■ **What the task asks**
Each line below must be set down exactly; omit any image you find.

Stored entries:
__________________________________________________

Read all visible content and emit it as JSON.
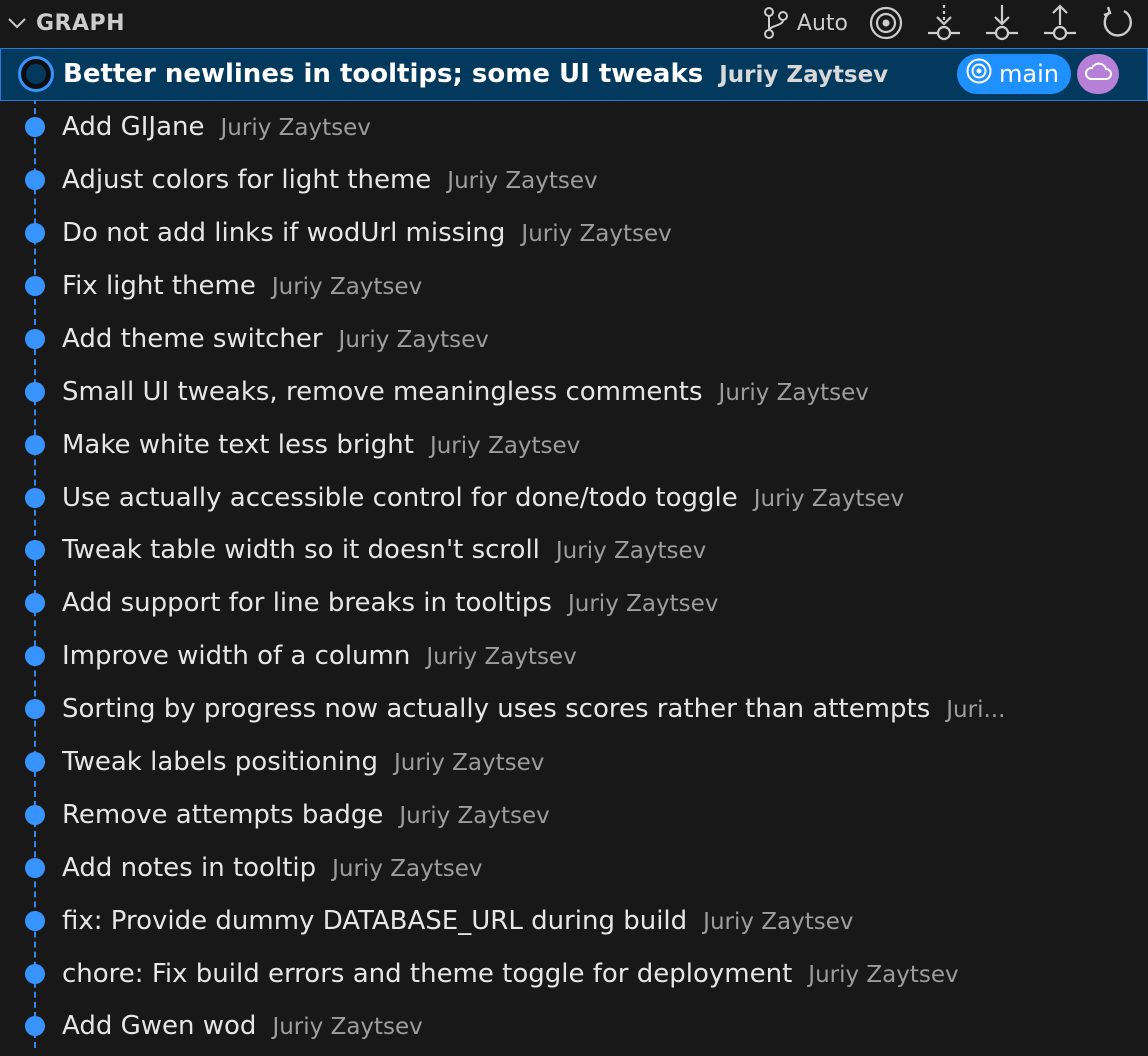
{
  "header": {
    "title": "GRAPH",
    "auto_label": "Auto",
    "icons": {
      "collapse": "chevron-down-icon",
      "auto": "git-branch-icon",
      "target": "target-icon",
      "fetch": "fetch-icon",
      "pull": "pull-icon",
      "push": "push-icon",
      "refresh": "refresh-icon"
    }
  },
  "colors": {
    "graph_line": "#3794ff",
    "selected_bg": "#04395e",
    "branch_badge": "#1f90ff",
    "remote_badge": "#b780d8"
  },
  "selected_commit": {
    "message": "Better newlines in tooltips; some UI tweaks",
    "author": "Juriy Zaytsev",
    "branch": "main",
    "branch_icon": "target-icon",
    "remote_icon": "cloud-icon"
  },
  "commits": [
    {
      "message": "Add GIJane",
      "author": "Juriy Zaytsev"
    },
    {
      "message": "Adjust colors for light theme",
      "author": "Juriy Zaytsev"
    },
    {
      "message": "Do not add links if wodUrl missing",
      "author": "Juriy Zaytsev"
    },
    {
      "message": "Fix light theme",
      "author": "Juriy Zaytsev"
    },
    {
      "message": "Add theme switcher",
      "author": "Juriy Zaytsev"
    },
    {
      "message": "Small UI tweaks, remove meaningless comments",
      "author": "Juriy Zaytsev"
    },
    {
      "message": "Make white text less bright",
      "author": "Juriy Zaytsev"
    },
    {
      "message": "Use actually accessible control for done/todo toggle",
      "author": "Juriy Zaytsev"
    },
    {
      "message": "Tweak table width so it doesn't scroll",
      "author": "Juriy Zaytsev"
    },
    {
      "message": "Add support for line breaks in tooltips",
      "author": "Juriy Zaytsev"
    },
    {
      "message": "Improve width of a column",
      "author": "Juriy Zaytsev"
    },
    {
      "message": "Sorting by progress now actually uses scores rather than attempts",
      "author": "Juri..."
    },
    {
      "message": "Tweak labels positioning",
      "author": "Juriy Zaytsev"
    },
    {
      "message": "Remove attempts badge",
      "author": "Juriy Zaytsev"
    },
    {
      "message": "Add notes in tooltip",
      "author": "Juriy Zaytsev"
    },
    {
      "message": "fix: Provide dummy DATABASE_URL during build",
      "author": "Juriy Zaytsev"
    },
    {
      "message": "chore: Fix build errors and theme toggle for deployment",
      "author": "Juriy Zaytsev"
    },
    {
      "message": "Add Gwen wod",
      "author": "Juriy Zaytsev"
    }
  ]
}
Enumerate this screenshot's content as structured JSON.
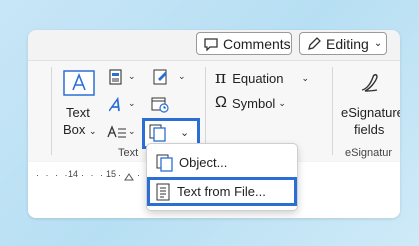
{
  "topbar": {
    "comments_label": "Comments",
    "editing_label": "Editing"
  },
  "ribbon": {
    "textbox_label_line1": "Text",
    "textbox_label_line2": "Box",
    "text_group_label": "Text",
    "equation_label": "Equation",
    "symbol_label": "Symbol",
    "esignature_line1": "eSignature",
    "esignature_line2": "fields",
    "esignature_group_label": "eSignatur"
  },
  "ruler": {
    "marks": [
      "14",
      "15"
    ]
  },
  "menu": {
    "items": [
      {
        "label": "Object..."
      },
      {
        "label": "Text from File..."
      }
    ]
  },
  "colors": {
    "highlight": "#2b6fd6",
    "icon_blue": "#2b6fd6"
  }
}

__________________________________________________

■ **Task response**
Read all visible content and emit it as JSON.
{
  "header": {
    "title": "GRAPH",
    "auto_label": "Auto",
    "icons": {
      "collapse": "chevron-down-icon",
      "auto": "git-branch-icon",
      "target": "target-icon",
      "fetch": "fetch-icon",
      "pull": "pull-icon",
      "push": "push-icon",
      "refresh": "refresh-icon"
    }
  },
  "colors": {
    "graph_line": "#3794ff",
    "selected_bg": "#04395e",
    "branch_badge": "#1f90ff",
    "remote_badge": "#b780d8"
  },
  "selected_commit": {
    "message": "Better newlines in tooltips; some UI tweaks",
    "author": "Juriy Zaytsev",
    "branch": "main",
    "branch_icon": "target-icon",
    "remote_icon": "cloud-icon"
  },
  "commits": [
    {
      "message": "Add GIJane",
      "author": "Juriy Zaytsev"
    },
    {
      "message": "Adjust colors for light theme",
      "author": "Juriy Zaytsev"
    },
    {
      "message": "Do not add links if wodUrl missing",
      "author": "Juriy Zaytsev"
    },
    {
      "message": "Fix light theme",
      "author": "Juriy Zaytsev"
    },
    {
      "message": "Add theme switcher",
      "author": "Juriy Zaytsev"
    },
    {
      "message": "Small UI tweaks, remove meaningless comments",
      "author": "Juriy Zaytsev"
    },
    {
      "message": "Make white text less bright",
      "author": "Juriy Zaytsev"
    },
    {
      "message": "Use actually accessible control for done/todo toggle",
      "author": "Juriy Zaytsev"
    },
    {
      "message": "Tweak table width so it doesn't scroll",
      "author": "Juriy Zaytsev"
    },
    {
      "message": "Add support for line breaks in tooltips",
      "author": "Juriy Zaytsev"
    },
    {
      "message": "Improve width of a column",
      "author": "Juriy Zaytsev"
    },
    {
      "message": "Sorting by progress now actually uses scores rather than attempts",
      "author": "Juri..."
    },
    {
      "message": "Tweak labels positioning",
      "author": "Juriy Zaytsev"
    },
    {
      "message": "Remove attempts badge",
      "author": "Juriy Zaytsev"
    },
    {
      "message": "Add notes in tooltip",
      "author": "Juriy Zaytsev"
    },
    {
      "message": "fix: Provide dummy DATABASE_URL during build",
      "author": "Juriy Zaytsev"
    },
    {
      "message": "chore: Fix build errors and theme toggle for deployment",
      "author": "Juriy Zaytsev"
    },
    {
      "message": "Add Gwen wod",
      "author": "Juriy Zaytsev"
    }
  ]
}
Enumerate this screenshot's content as structured JSON.
{
  "topbar": {
    "comments_label": "Comments",
    "editing_label": "Editing"
  },
  "ribbon": {
    "textbox_label_line1": "Text",
    "textbox_label_line2": "Box",
    "text_group_label": "Text",
    "equation_label": "Equation",
    "symbol_label": "Symbol",
    "esignature_line1": "eSignature",
    "esignature_line2": "fields",
    "esignature_group_label": "eSignatur"
  },
  "ruler": {
    "marks": [
      "14",
      "15"
    ]
  },
  "menu": {
    "items": [
      {
        "label": "Object..."
      },
      {
        "label": "Text from File..."
      }
    ]
  },
  "colors": {
    "highlight": "#2b6fd6",
    "icon_blue": "#2b6fd6"
  }
}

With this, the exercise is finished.